- _What is required_
All entries must be repeated exactly; do not include the pictures.

* * * * * * *

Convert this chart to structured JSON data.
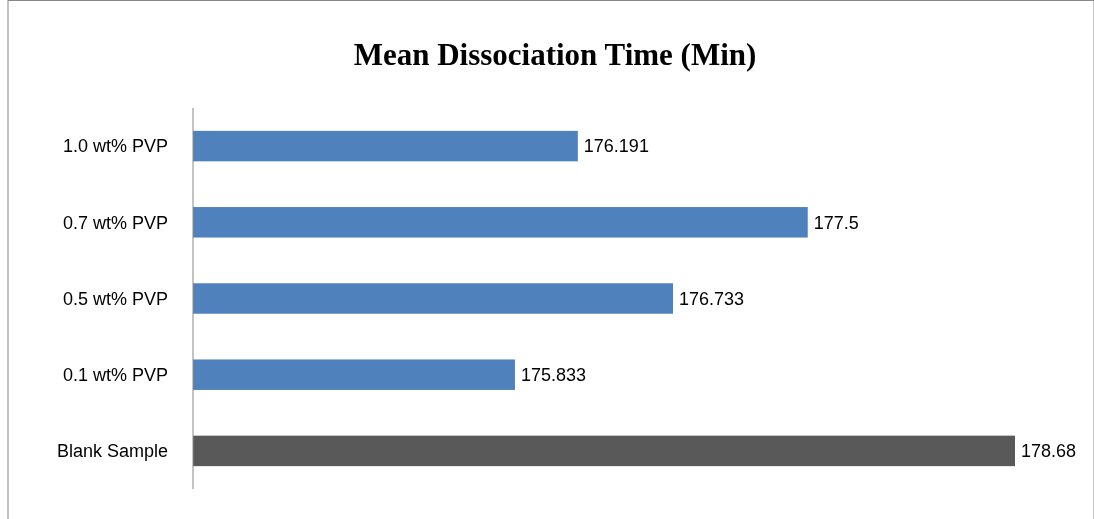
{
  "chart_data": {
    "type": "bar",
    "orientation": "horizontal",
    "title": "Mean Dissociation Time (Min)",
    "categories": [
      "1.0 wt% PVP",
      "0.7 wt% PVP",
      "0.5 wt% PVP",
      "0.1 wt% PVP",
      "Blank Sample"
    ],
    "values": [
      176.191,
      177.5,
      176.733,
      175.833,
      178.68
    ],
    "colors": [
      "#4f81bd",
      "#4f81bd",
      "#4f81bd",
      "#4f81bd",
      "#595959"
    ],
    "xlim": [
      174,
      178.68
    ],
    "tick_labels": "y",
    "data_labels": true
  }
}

* * * * * * *

- _Finished task_
Convert this chart to structured JSON data.
{
  "chart_data": {
    "type": "bar",
    "orientation": "horizontal",
    "title": "Mean Dissociation Time (Min)",
    "categories": [
      "1.0 wt% PVP",
      "0.7 wt% PVP",
      "0.5 wt% PVP",
      "0.1 wt% PVP",
      "Blank Sample"
    ],
    "values": [
      176.191,
      177.5,
      176.733,
      175.833,
      178.68
    ],
    "colors": [
      "#4f81bd",
      "#4f81bd",
      "#4f81bd",
      "#4f81bd",
      "#595959"
    ],
    "xlim": [
      174,
      178.68
    ],
    "tick_labels": "y",
    "data_labels": true
  }
}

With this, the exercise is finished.